Extracted data entries
>>>>>

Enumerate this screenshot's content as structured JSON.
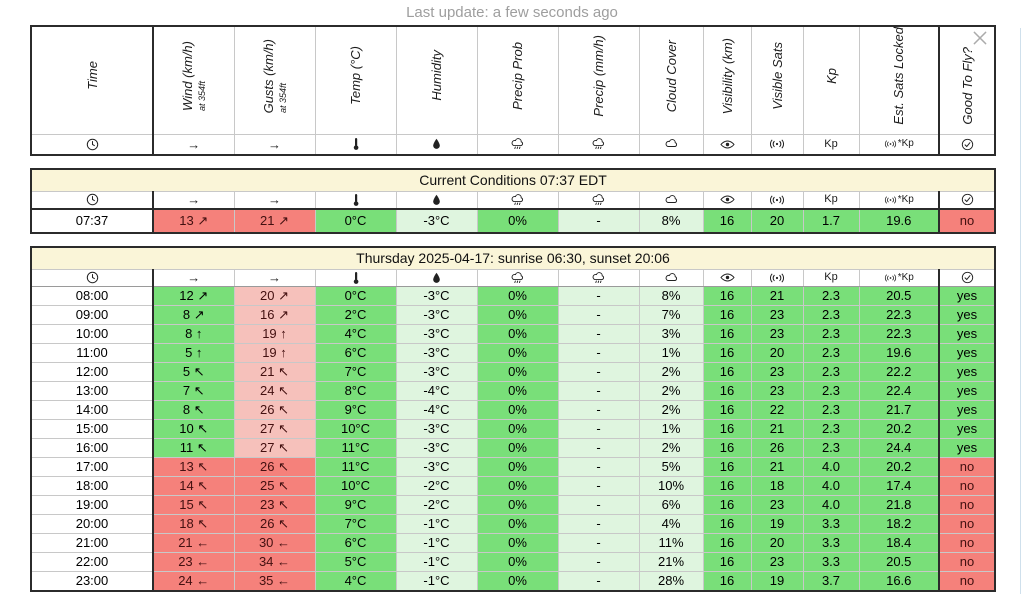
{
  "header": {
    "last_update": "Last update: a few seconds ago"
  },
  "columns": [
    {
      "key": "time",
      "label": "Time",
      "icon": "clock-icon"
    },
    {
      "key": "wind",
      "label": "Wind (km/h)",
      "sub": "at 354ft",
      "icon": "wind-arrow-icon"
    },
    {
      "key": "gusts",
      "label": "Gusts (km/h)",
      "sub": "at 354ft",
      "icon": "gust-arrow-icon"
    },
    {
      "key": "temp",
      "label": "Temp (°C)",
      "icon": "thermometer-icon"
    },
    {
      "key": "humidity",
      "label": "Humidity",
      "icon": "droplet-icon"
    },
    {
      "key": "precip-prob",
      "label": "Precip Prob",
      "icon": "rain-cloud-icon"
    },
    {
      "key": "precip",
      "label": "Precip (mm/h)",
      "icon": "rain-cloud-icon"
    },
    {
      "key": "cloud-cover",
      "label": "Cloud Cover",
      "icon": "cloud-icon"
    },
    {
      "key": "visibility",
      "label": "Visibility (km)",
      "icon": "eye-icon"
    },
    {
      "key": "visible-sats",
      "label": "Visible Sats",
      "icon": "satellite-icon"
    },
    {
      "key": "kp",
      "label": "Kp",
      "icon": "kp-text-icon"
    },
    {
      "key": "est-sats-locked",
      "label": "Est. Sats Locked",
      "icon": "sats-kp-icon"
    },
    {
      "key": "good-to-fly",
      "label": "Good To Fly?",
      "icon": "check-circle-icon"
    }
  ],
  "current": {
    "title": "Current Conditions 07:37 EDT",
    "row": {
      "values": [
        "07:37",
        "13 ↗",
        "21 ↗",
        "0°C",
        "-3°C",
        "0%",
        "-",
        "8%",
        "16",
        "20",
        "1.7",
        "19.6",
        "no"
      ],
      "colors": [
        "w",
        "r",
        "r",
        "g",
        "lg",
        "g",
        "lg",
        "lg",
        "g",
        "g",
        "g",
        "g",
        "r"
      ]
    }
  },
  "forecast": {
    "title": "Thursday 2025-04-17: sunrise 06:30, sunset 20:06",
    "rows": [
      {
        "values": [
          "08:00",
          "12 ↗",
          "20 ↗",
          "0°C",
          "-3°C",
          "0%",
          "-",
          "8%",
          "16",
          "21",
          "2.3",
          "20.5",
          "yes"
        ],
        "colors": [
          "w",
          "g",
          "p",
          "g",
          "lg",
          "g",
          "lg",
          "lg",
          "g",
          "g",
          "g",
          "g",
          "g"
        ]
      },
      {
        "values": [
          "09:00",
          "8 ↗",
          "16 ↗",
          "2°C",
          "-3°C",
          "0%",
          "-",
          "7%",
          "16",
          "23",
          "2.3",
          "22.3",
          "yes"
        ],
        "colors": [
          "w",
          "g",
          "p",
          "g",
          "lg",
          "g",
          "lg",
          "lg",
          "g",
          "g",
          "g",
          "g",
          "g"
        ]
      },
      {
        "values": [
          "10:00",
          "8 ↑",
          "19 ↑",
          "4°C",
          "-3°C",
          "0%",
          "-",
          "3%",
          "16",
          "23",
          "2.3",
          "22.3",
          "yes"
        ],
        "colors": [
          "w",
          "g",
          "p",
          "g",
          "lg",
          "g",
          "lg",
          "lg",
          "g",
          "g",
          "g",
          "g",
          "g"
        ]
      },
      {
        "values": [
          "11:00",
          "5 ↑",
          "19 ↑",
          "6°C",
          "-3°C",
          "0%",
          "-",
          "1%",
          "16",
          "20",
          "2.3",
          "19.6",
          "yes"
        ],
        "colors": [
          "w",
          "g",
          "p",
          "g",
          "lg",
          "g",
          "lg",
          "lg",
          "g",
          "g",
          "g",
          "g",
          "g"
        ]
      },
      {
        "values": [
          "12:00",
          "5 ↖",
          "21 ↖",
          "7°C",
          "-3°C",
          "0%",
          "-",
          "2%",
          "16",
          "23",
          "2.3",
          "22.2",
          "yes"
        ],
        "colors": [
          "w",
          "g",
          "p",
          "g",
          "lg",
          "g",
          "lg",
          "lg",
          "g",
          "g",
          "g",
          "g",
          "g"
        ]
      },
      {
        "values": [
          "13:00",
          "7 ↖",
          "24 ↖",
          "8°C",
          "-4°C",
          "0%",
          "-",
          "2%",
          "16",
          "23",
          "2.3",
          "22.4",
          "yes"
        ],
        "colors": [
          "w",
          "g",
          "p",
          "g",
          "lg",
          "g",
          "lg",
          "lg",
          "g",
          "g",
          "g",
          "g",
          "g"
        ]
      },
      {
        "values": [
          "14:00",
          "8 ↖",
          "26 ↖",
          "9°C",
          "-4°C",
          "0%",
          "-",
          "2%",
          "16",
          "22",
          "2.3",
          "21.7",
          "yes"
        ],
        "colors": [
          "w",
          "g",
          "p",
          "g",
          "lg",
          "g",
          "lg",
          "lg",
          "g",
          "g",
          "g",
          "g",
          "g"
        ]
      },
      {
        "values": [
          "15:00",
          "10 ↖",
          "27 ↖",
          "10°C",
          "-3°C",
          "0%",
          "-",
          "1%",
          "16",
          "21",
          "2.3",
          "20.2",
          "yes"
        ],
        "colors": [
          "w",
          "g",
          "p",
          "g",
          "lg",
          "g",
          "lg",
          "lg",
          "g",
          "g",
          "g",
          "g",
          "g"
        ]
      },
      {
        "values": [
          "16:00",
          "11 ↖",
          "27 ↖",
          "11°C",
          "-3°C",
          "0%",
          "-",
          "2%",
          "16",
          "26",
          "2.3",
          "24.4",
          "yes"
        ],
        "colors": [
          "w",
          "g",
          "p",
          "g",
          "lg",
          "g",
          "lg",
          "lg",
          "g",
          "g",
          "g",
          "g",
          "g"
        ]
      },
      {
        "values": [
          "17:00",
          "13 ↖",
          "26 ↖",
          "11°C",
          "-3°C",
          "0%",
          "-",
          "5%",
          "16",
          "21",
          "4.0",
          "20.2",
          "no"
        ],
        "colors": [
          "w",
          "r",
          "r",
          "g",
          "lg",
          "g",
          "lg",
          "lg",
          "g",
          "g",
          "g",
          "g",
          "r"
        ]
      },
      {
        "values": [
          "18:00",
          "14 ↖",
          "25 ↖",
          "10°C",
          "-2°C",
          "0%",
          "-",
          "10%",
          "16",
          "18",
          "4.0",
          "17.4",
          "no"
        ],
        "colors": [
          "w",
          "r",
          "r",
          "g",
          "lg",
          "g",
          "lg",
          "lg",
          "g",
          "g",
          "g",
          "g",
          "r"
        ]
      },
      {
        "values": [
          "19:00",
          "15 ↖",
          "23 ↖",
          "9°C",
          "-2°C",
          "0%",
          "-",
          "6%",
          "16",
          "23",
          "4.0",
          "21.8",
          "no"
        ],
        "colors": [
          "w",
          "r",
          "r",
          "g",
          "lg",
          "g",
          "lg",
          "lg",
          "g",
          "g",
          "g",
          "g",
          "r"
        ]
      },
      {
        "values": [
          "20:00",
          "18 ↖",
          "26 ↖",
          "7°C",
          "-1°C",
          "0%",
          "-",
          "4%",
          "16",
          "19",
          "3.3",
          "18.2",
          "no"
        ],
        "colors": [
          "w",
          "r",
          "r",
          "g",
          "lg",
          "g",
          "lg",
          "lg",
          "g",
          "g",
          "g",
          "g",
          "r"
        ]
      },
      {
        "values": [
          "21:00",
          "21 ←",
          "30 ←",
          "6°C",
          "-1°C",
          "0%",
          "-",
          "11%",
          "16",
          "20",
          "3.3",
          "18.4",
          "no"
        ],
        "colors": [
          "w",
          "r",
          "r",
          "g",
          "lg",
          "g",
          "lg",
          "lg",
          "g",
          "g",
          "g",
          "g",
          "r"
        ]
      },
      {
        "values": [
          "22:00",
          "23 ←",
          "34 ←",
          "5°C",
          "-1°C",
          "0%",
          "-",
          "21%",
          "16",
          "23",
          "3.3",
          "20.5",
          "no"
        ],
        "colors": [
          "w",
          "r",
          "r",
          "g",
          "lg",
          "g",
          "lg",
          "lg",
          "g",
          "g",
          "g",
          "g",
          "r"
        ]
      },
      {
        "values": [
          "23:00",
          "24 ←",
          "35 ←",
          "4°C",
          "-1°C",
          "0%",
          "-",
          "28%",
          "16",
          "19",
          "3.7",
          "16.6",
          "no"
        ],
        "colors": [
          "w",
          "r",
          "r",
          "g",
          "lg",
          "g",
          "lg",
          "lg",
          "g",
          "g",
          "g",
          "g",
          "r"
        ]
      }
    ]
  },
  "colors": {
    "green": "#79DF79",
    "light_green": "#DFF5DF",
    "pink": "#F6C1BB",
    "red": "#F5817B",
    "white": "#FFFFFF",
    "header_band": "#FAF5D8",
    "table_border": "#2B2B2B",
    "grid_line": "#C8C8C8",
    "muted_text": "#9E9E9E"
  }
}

<<<<<
>>>>>

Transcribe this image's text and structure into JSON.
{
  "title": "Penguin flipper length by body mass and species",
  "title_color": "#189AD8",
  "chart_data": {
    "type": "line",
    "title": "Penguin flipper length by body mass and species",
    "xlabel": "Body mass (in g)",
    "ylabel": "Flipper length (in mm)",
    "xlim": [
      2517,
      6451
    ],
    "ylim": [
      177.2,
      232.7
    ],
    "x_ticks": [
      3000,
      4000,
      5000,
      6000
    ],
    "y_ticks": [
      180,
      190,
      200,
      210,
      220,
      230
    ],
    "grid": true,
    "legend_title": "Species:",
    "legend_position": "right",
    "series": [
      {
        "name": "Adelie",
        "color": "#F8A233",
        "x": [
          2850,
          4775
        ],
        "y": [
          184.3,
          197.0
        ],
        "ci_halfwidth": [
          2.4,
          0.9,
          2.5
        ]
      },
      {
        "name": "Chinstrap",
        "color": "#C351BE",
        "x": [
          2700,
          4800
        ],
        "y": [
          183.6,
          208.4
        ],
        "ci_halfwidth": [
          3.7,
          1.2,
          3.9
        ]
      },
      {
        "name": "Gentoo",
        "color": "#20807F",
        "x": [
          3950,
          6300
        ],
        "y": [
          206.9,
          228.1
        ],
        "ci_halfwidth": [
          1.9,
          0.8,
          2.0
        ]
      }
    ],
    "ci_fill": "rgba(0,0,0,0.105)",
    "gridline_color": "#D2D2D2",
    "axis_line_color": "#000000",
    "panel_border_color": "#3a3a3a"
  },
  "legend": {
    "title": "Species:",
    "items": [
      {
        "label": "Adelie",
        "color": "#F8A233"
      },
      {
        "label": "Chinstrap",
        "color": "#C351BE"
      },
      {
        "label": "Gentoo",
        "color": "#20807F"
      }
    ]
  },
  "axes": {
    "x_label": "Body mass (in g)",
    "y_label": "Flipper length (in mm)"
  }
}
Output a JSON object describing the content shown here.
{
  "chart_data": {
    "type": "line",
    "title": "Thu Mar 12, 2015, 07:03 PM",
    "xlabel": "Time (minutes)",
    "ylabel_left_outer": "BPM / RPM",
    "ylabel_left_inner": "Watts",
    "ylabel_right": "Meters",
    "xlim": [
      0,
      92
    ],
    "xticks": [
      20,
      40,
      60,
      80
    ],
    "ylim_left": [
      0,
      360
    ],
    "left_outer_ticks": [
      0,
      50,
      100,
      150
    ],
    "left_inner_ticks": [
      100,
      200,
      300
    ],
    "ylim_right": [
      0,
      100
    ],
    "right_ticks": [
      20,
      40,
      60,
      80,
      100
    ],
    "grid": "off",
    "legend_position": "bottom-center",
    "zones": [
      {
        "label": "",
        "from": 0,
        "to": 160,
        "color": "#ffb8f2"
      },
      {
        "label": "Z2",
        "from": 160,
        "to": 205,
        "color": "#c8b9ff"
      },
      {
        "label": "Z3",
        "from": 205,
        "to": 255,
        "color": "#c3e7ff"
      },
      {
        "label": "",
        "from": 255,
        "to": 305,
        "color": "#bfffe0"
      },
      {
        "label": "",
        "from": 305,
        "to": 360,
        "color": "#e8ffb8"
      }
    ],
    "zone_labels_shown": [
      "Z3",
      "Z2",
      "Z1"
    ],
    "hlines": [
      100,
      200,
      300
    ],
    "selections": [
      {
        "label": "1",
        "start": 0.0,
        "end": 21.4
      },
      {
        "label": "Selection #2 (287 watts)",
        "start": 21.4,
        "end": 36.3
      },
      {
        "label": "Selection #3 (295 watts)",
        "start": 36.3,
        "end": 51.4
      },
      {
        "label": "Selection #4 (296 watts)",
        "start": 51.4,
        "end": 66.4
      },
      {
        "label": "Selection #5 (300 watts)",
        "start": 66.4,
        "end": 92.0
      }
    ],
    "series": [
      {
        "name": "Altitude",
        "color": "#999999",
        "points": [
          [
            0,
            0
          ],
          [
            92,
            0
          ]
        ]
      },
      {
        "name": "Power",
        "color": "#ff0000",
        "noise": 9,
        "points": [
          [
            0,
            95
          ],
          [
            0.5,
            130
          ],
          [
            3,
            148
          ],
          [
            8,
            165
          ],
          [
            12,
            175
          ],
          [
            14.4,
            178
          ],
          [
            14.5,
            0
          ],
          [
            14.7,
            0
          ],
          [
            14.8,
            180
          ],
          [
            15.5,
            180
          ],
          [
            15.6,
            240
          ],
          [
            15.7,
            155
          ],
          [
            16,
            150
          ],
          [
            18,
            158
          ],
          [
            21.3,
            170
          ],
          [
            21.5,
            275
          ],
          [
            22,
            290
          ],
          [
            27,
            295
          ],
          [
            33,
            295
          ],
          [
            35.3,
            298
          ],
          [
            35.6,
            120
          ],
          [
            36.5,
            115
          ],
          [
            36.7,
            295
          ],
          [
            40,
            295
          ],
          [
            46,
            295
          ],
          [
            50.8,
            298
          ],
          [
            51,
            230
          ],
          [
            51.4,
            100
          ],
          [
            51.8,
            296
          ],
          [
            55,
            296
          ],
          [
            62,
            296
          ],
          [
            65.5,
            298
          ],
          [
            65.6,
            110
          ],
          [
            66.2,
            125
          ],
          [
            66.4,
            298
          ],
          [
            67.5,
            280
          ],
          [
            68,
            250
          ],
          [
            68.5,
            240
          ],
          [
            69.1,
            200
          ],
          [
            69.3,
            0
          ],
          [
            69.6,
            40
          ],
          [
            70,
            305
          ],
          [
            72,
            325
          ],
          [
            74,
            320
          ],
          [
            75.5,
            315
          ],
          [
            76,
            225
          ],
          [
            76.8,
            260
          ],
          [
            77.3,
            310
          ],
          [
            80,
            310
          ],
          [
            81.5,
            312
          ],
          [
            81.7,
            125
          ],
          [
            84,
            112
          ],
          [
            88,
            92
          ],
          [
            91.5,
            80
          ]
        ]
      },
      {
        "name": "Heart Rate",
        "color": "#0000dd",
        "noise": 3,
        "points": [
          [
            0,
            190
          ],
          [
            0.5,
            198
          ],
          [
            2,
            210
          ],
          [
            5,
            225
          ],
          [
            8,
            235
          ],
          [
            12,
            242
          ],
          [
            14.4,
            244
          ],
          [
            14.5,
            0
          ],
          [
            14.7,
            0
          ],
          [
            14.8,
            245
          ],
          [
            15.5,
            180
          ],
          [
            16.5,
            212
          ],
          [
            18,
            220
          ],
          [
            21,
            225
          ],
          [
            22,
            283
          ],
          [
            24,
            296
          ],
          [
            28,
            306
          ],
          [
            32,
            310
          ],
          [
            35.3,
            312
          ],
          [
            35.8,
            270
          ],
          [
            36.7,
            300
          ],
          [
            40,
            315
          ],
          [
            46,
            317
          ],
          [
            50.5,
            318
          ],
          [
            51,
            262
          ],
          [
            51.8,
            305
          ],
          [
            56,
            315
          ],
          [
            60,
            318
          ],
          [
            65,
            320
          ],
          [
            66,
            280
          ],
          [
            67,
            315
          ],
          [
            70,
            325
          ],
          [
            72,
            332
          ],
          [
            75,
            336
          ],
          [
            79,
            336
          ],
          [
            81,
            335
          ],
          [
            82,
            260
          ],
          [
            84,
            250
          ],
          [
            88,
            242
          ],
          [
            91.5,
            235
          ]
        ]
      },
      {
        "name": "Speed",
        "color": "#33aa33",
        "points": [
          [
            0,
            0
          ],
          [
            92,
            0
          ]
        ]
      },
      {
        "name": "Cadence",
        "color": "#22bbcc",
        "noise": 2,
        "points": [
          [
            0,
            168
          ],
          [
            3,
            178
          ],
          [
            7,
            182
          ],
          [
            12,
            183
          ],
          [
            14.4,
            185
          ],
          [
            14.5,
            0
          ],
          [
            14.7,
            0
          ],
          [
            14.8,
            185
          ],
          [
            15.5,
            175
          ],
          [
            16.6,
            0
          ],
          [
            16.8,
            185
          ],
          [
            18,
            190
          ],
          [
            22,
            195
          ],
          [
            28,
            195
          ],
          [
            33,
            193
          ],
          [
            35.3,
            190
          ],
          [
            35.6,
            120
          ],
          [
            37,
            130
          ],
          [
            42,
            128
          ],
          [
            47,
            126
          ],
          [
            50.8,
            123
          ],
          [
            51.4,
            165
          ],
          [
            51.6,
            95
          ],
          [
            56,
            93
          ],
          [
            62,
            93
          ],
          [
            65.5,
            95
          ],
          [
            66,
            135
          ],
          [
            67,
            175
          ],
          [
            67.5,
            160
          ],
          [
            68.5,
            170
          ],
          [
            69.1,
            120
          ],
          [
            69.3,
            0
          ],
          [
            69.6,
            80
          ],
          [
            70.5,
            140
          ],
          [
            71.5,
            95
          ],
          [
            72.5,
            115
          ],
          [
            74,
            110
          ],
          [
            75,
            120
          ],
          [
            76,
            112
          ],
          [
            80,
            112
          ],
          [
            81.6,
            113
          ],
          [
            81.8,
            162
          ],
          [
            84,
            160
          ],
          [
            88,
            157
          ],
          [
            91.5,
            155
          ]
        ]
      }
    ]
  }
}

<<<<<

### DIRECTIONS
Pick out all lines from the data above in which the word "arrow" appears.

### COMPLETED TASK
      "icon": "wind-arrow-icon"
      "icon": "gust-arrow-icon"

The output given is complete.